** begin **

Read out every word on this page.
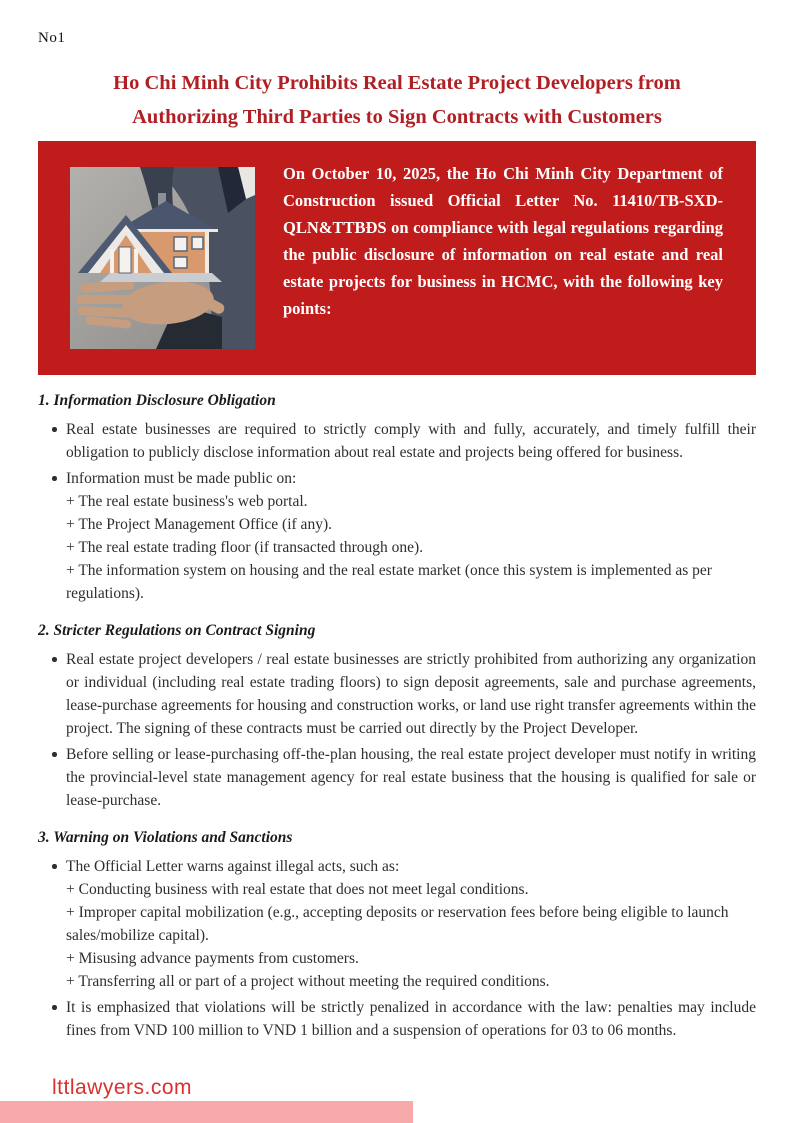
No1
Ho Chi Minh City Prohibits Real Estate Project Developers from Authorizing Third Parties to Sign Contracts with Customers

On October 10, 2025, the Ho Chi Minh City Department of Construction issued Official Letter No. 11410/TB-SXD-QLN&TTBĐS on compliance with legal regulations regarding the public disclosure of information on real estate and real estate projects for business in HCMC, with the following key points:

1. Information Disclosure Obligation
Real estate businesses are required to strictly comply with and fully, accurately, and timely fulfill their obligation to publicly disclose information about real estate and projects being offered for business.
Information must be made public on:
+ The real estate business's web portal.
+ The Project Management Office (if any).
+ The real estate trading floor (if transacted through one).
+ The information system on housing and the real estate market (once this system is implemented as per regulations).
2. Stricter Regulations on Contract Signing
Real estate project developers / real estate businesses are strictly prohibited from authorizing any organization or individual (including real estate trading floors) to sign deposit agreements, sale and purchase agreements, lease-purchase agreements for housing and construction works, or land use right transfer agreements within the project. The signing of these contracts must be carried out directly by the Project Developer.
Before selling or lease-purchasing off-the-plan housing, the real estate project developer must notify in writing the provincial-level state management agency for real estate business that the housing is qualified for sale or lease-purchase.
3. Warning on Violations and Sanctions
The Official Letter warns against illegal acts, such as:
+ Conducting business with real estate that does not meet legal conditions.
+ Improper capital mobilization (e.g., accepting deposits or reservation fees before being eligible to launch sales/mobilize capital).
+ Misusing advance payments from customers.
+ Transferring all or part of a project without meeting the required conditions.
It is emphasized that violations will be strictly penalized in accordance with the law: penalties may include fines from VND 100 million to VND 1 billion and a suspension of operations for 03 to 06 months.
lttlawyers.com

** end **

> Exercise details:
Lines that hold "City" are the ones to copy; find all of them.

> Final result:
Ho Chi Minh City Prohibits Real Estate Project Developers from Authorizing Third Parties to Sign Contracts with Customers
On October 10, 2025, the Ho Chi Minh City Department of Construction issued Official Letter No. 11410/TB-SXD-QLN&TTBĐS on compliance with legal regulations regarding the public disclosure of information on real estate and real estate projects for business in HCMC, with the following key points:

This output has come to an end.